- [TASK REQUIREMENTS] Each entry below should be returned exactly as is, with the pictures removed.
------ DATASET CONTENT
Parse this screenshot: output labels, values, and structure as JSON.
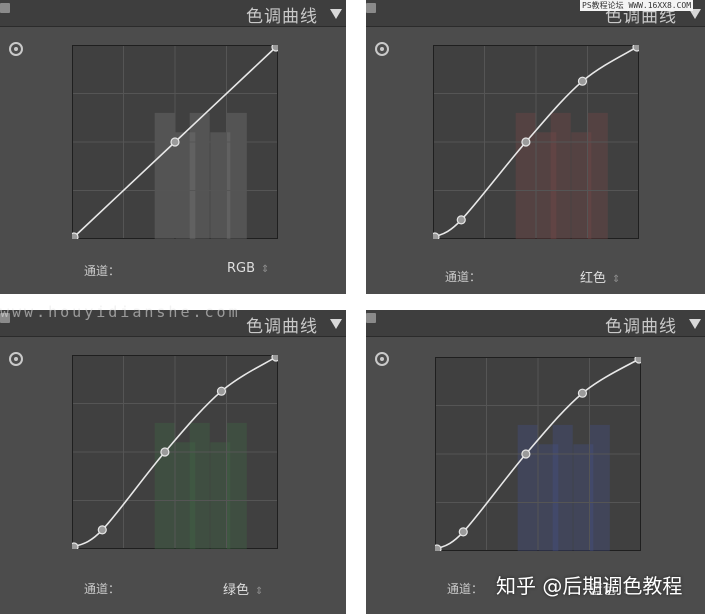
{
  "panels": [
    {
      "title": "色调曲线",
      "channel_label": "通道：",
      "channel_value": "RGB",
      "curve_points": [
        [
          0,
          0
        ],
        [
          0.5,
          0.5
        ],
        [
          1,
          1
        ]
      ],
      "histogram_tint": "#7a7a7a"
    },
    {
      "title": "色调曲线",
      "channel_label": "通道：",
      "channel_value": "红色",
      "curve_points": [
        [
          0,
          0
        ],
        [
          0.13,
          0.09
        ],
        [
          0.45,
          0.5
        ],
        [
          0.73,
          0.82
        ],
        [
          1,
          1
        ]
      ],
      "histogram_tint": "#7a4747"
    },
    {
      "title": "色调曲线",
      "channel_label": "通道：",
      "channel_value": "绿色",
      "curve_points": [
        [
          0,
          0
        ],
        [
          0.14,
          0.09
        ],
        [
          0.45,
          0.5
        ],
        [
          0.73,
          0.82
        ],
        [
          1,
          1
        ]
      ],
      "histogram_tint": "#3f6a45"
    },
    {
      "title": "色调曲线",
      "channel_label": "通道：",
      "channel_value": "蓝色",
      "curve_points": [
        [
          0,
          0
        ],
        [
          0.13,
          0.09
        ],
        [
          0.44,
          0.5
        ],
        [
          0.72,
          0.82
        ],
        [
          1,
          1
        ]
      ],
      "histogram_tint": "#45508a"
    }
  ],
  "watermarks": {
    "top_right": "PS教程论坛 WWW.16XX8.COM",
    "middle": "www.houyidianshe.com",
    "bottom_right": "知乎 @后期调色教程"
  },
  "colors": {
    "panel_bg": "#4c4c4c",
    "plot_bg": "#404040",
    "curve": "#e8e8e8"
  }
}
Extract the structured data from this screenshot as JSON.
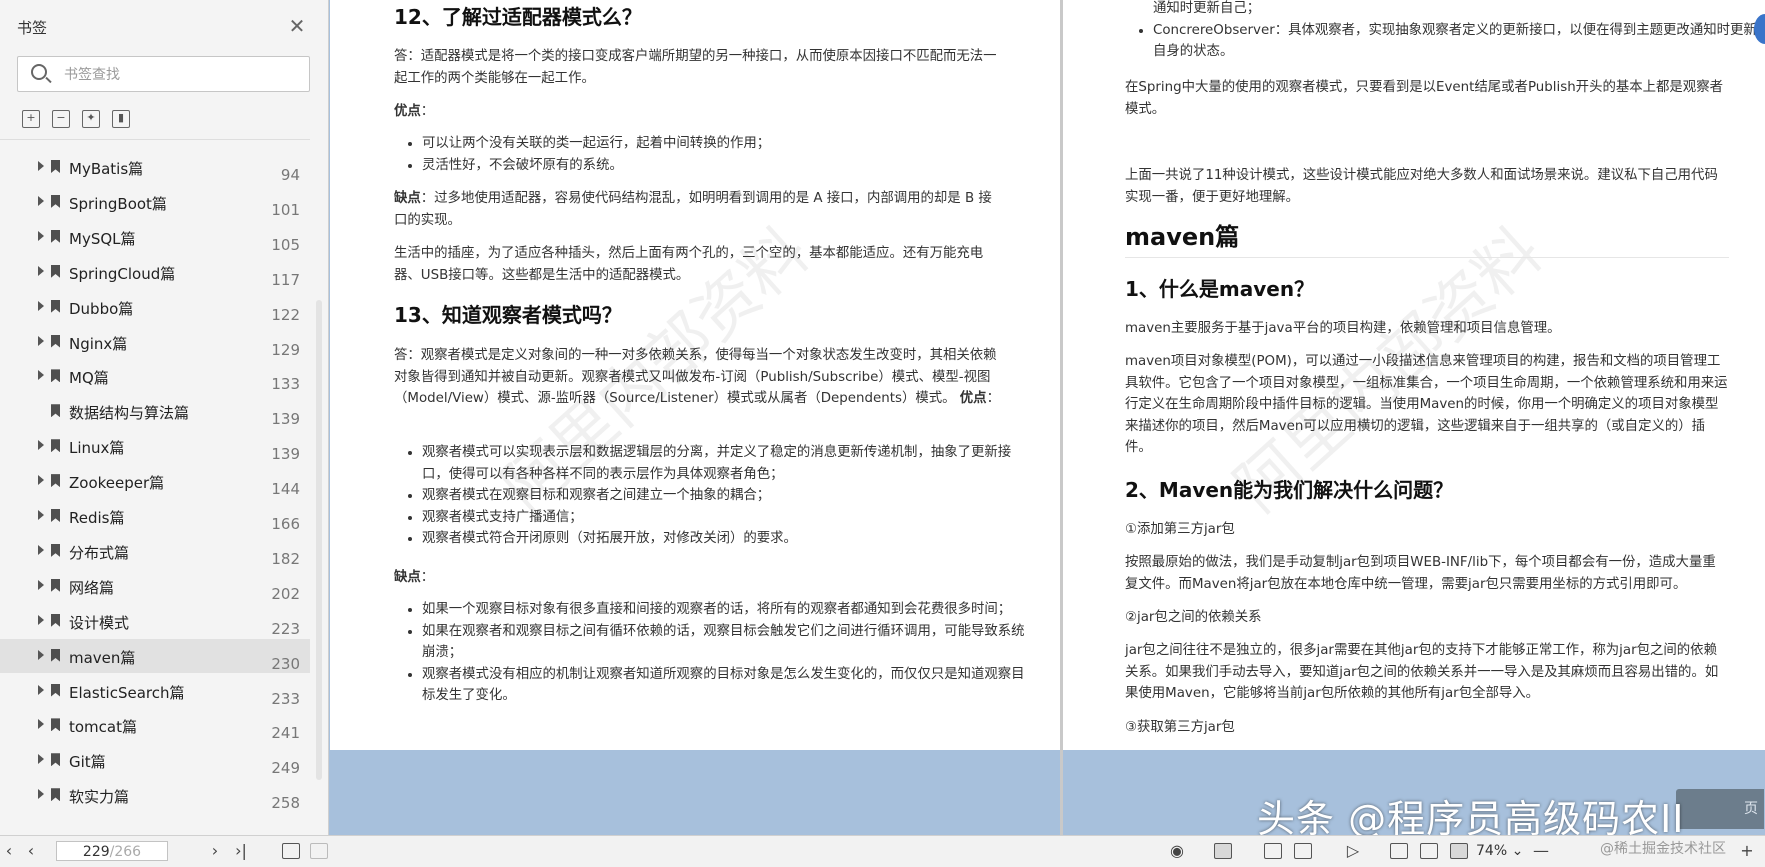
------------
- [FULL OUTPUT]
Parse this screenshot: output labels, values, and structure as JSON.
{
  "panels": [
    {
      "title": "色调曲线",
      "channel_label": "通道：",
      "channel_value": "RGB",
      "curve_points": [
        [
          0,
          0
        ],
        [
          0.5,
          0.5
        ],
        [
          1,
          1
        ]
      ],
      "histogram_tint": "#7a7a7a"
    },
    {
      "title": "色调曲线",
      "channel_label": "通道：",
      "channel_value": "红色",
      "curve_points": [
        [
          0,
          0
        ],
        [
          0.13,
          0.09
        ],
        [
          0.45,
          0.5
        ],
        [
          0.73,
          0.82
        ],
        [
          1,
          1
        ]
      ],
      "histogram_tint": "#7a4747"
    },
    {
      "title": "色调曲线",
      "channel_label": "通道：",
      "channel_value": "绿色",
      "curve_points": [
        [
          0,
          0
        ],
        [
          0.14,
          0.09
        ],
        [
          0.45,
          0.5
        ],
        [
          0.73,
          0.82
        ],
        [
          1,
          1
        ]
      ],
      "histogram_tint": "#3f6a45"
    },
    {
      "title": "色调曲线",
      "channel_label": "通道：",
      "channel_value": "蓝色",
      "curve_points": [
        [
          0,
          0
        ],
        [
          0.13,
          0.09
        ],
        [
          0.44,
          0.5
        ],
        [
          0.72,
          0.82
        ],
        [
          1,
          1
        ]
      ],
      "histogram_tint": "#45508a"
    }
  ],
  "watermarks": {
    "top_right": "PS教程论坛 WWW.16XX8.COM",
    "middle": "www.houyidianshe.com",
    "bottom_right": "知乎 @后期调色教程"
  },
  "colors": {
    "panel_bg": "#4c4c4c",
    "plot_bg": "#404040",
    "curve": "#e8e8e8"
  }
}
Extract the structured data from this screenshot as JSON.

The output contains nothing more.